## Provided entries
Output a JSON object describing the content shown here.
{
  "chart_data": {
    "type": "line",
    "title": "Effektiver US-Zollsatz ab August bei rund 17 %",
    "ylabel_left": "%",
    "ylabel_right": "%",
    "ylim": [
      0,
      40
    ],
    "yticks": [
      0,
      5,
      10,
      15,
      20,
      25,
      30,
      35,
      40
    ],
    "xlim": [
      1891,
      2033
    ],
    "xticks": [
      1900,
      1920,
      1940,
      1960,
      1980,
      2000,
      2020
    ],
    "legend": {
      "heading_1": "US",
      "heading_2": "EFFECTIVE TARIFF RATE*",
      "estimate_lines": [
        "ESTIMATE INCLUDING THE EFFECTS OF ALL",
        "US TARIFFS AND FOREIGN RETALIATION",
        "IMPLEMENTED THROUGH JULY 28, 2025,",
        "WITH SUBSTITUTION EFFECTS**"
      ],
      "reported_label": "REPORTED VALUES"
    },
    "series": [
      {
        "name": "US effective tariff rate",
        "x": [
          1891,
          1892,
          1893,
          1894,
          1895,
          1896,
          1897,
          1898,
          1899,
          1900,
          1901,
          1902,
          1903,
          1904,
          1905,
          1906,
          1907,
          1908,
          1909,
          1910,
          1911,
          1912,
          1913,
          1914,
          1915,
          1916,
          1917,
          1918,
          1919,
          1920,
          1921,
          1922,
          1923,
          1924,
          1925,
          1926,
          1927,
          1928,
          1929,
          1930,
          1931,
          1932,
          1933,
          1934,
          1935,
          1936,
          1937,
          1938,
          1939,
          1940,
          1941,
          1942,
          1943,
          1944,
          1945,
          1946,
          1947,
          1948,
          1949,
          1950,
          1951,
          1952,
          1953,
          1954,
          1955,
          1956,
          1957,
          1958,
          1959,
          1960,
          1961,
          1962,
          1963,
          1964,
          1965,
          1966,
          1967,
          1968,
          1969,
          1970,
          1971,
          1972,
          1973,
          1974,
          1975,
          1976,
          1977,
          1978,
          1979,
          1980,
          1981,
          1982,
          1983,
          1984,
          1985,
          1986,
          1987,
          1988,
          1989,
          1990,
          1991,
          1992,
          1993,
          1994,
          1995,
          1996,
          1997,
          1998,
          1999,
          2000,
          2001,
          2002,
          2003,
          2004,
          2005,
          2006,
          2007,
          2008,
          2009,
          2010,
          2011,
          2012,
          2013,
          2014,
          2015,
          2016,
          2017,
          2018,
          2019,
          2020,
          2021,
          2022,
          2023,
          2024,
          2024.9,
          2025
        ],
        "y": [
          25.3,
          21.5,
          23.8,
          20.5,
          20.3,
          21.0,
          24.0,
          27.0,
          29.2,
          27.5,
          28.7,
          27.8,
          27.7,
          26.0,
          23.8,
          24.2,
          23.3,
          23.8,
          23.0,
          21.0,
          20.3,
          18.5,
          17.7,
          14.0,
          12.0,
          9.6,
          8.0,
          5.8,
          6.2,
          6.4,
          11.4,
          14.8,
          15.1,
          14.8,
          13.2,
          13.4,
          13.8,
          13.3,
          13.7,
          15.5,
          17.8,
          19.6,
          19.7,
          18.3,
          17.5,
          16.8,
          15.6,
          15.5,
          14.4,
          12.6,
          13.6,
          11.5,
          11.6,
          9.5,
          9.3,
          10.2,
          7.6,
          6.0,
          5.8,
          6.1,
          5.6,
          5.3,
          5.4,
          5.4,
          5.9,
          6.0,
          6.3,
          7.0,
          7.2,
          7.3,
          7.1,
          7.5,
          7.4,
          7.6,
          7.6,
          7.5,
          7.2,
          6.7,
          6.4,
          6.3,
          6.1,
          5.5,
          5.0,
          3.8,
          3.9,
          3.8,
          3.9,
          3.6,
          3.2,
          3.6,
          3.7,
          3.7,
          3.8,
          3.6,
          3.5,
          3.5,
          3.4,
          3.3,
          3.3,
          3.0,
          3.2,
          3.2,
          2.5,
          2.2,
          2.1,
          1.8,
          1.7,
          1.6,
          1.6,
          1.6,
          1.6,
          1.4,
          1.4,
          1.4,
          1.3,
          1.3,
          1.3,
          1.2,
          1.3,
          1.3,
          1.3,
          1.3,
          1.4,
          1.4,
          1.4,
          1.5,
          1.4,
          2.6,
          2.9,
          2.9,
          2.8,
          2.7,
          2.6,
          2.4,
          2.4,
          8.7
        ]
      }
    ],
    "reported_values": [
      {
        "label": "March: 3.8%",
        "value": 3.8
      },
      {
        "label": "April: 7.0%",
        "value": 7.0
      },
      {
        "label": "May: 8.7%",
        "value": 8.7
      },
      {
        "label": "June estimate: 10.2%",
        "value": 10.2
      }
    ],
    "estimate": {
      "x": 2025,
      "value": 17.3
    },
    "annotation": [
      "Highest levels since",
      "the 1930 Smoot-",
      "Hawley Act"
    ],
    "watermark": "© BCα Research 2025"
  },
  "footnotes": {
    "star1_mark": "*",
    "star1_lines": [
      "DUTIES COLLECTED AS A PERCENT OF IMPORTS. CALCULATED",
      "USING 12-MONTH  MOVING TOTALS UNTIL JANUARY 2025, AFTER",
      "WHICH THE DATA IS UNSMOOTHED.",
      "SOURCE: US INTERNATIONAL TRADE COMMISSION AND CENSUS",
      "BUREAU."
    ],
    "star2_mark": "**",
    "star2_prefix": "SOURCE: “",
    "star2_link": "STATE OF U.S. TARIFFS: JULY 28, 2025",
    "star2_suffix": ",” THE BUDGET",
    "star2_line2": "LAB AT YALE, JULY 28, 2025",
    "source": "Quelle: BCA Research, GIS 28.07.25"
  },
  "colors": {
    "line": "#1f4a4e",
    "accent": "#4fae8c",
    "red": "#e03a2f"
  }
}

## Task to complete
Copy out the material word for word and line for line.

## Finished exercise
Output a JSON object describing the content shown here.
{
  "chart_data": {
    "type": "line",
    "title": "Effektiver US-Zollsatz ab August bei rund 17 %",
    "ylabel_left": "%",
    "ylabel_right": "%",
    "ylim": [
      0,
      40
    ],
    "yticks": [
      0,
      5,
      10,
      15,
      20,
      25,
      30,
      35,
      40
    ],
    "xlim": [
      1891,
      2033
    ],
    "xticks": [
      1900,
      1920,
      1940,
      1960,
      1980,
      2000,
      2020
    ],
    "legend": {
      "heading_1": "US",
      "heading_2": "EFFECTIVE TARIFF RATE*",
      "estimate_lines": [
        "ESTIMATE INCLUDING THE EFFECTS OF ALL",
        "US TARIFFS AND FOREIGN RETALIATION",
        "IMPLEMENTED THROUGH JULY 28, 2025,",
        "WITH SUBSTITUTION EFFECTS**"
      ],
      "reported_label": "REPORTED VALUES"
    },
    "series": [
      {
        "name": "US effective tariff rate",
        "x": [
          1891,
          1892,
          1893,
          1894,
          1895,
          1896,
          1897,
          1898,
          1899,
          1900,
          1901,
          1902,
          1903,
          1904,
          1905,
          1906,
          1907,
          1908,
          1909,
          1910,
          1911,
          1912,
          1913,
          1914,
          1915,
          1916,
          1917,
          1918,
          1919,
          1920,
          1921,
          1922,
          1923,
          1924,
          1925,
          1926,
          1927,
          1928,
          1929,
          1930,
          1931,
          1932,
          1933,
          1934,
          1935,
          1936,
          1937,
          1938,
          1939,
          1940,
          1941,
          1942,
          1943,
          1944,
          1945,
          1946,
          1947,
          1948,
          1949,
          1950,
          1951,
          1952,
          1953,
          1954,
          1955,
          1956,
          1957,
          1958,
          1959,
          1960,
          1961,
          1962,
          1963,
          1964,
          1965,
          1966,
          1967,
          1968,
          1969,
          1970,
          1971,
          1972,
          1973,
          1974,
          1975,
          1976,
          1977,
          1978,
          1979,
          1980,
          1981,
          1982,
          1983,
          1984,
          1985,
          1986,
          1987,
          1988,
          1989,
          1990,
          1991,
          1992,
          1993,
          1994,
          1995,
          1996,
          1997,
          1998,
          1999,
          2000,
          2001,
          2002,
          2003,
          2004,
          2005,
          2006,
          2007,
          2008,
          2009,
          2010,
          2011,
          2012,
          2013,
          2014,
          2015,
          2016,
          2017,
          2018,
          2019,
          2020,
          2021,
          2022,
          2023,
          2024,
          2024.9,
          2025
        ],
        "y": [
          25.3,
          21.5,
          23.8,
          20.5,
          20.3,
          21.0,
          24.0,
          27.0,
          29.2,
          27.5,
          28.7,
          27.8,
          27.7,
          26.0,
          23.8,
          24.2,
          23.3,
          23.8,
          23.0,
          21.0,
          20.3,
          18.5,
          17.7,
          14.0,
          12.0,
          9.6,
          8.0,
          5.8,
          6.2,
          6.4,
          11.4,
          14.8,
          15.1,
          14.8,
          13.2,
          13.4,
          13.8,
          13.3,
          13.7,
          15.5,
          17.8,
          19.6,
          19.7,
          18.3,
          17.5,
          16.8,
          15.6,
          15.5,
          14.4,
          12.6,
          13.6,
          11.5,
          11.6,
          9.5,
          9.3,
          10.2,
          7.6,
          6.0,
          5.8,
          6.1,
          5.6,
          5.3,
          5.4,
          5.4,
          5.9,
          6.0,
          6.3,
          7.0,
          7.2,
          7.3,
          7.1,
          7.5,
          7.4,
          7.6,
          7.6,
          7.5,
          7.2,
          6.7,
          6.4,
          6.3,
          6.1,
          5.5,
          5.0,
          3.8,
          3.9,
          3.8,
          3.9,
          3.6,
          3.2,
          3.6,
          3.7,
          3.7,
          3.8,
          3.6,
          3.5,
          3.5,
          3.4,
          3.3,
          3.3,
          3.0,
          3.2,
          3.2,
          2.5,
          2.2,
          2.1,
          1.8,
          1.7,
          1.6,
          1.6,
          1.6,
          1.6,
          1.4,
          1.4,
          1.4,
          1.3,
          1.3,
          1.3,
          1.2,
          1.3,
          1.3,
          1.3,
          1.3,
          1.4,
          1.4,
          1.4,
          1.5,
          1.4,
          2.6,
          2.9,
          2.9,
          2.8,
          2.7,
          2.6,
          2.4,
          2.4,
          8.7
        ]
      }
    ],
    "reported_values": [
      {
        "label": "March: 3.8%",
        "value": 3.8
      },
      {
        "label": "April: 7.0%",
        "value": 7.0
      },
      {
        "label": "May: 8.7%",
        "value": 8.7
      },
      {
        "label": "June estimate: 10.2%",
        "value": 10.2
      }
    ],
    "estimate": {
      "x": 2025,
      "value": 17.3
    },
    "annotation": [
      "Highest levels since",
      "the 1930 Smoot-",
      "Hawley Act"
    ],
    "watermark": "© BCα Research 2025"
  },
  "footnotes": {
    "star1_mark": "*",
    "star1_lines": [
      "DUTIES COLLECTED AS A PERCENT OF IMPORTS. CALCULATED",
      "USING 12-MONTH  MOVING TOTALS UNTIL JANUARY 2025, AFTER",
      "WHICH THE DATA IS UNSMOOTHED.",
      "SOURCE: US INTERNATIONAL TRADE COMMISSION AND CENSUS",
      "BUREAU."
    ],
    "star2_mark": "**",
    "star2_prefix": "SOURCE: “",
    "star2_link": "STATE OF U.S. TARIFFS: JULY 28, 2025",
    "star2_suffix": ",” THE BUDGET",
    "star2_line2": "LAB AT YALE, JULY 28, 2025",
    "source": "Quelle: BCA Research, GIS 28.07.25"
  },
  "colors": {
    "line": "#1f4a4e",
    "accent": "#4fae8c",
    "red": "#e03a2f"
  }
}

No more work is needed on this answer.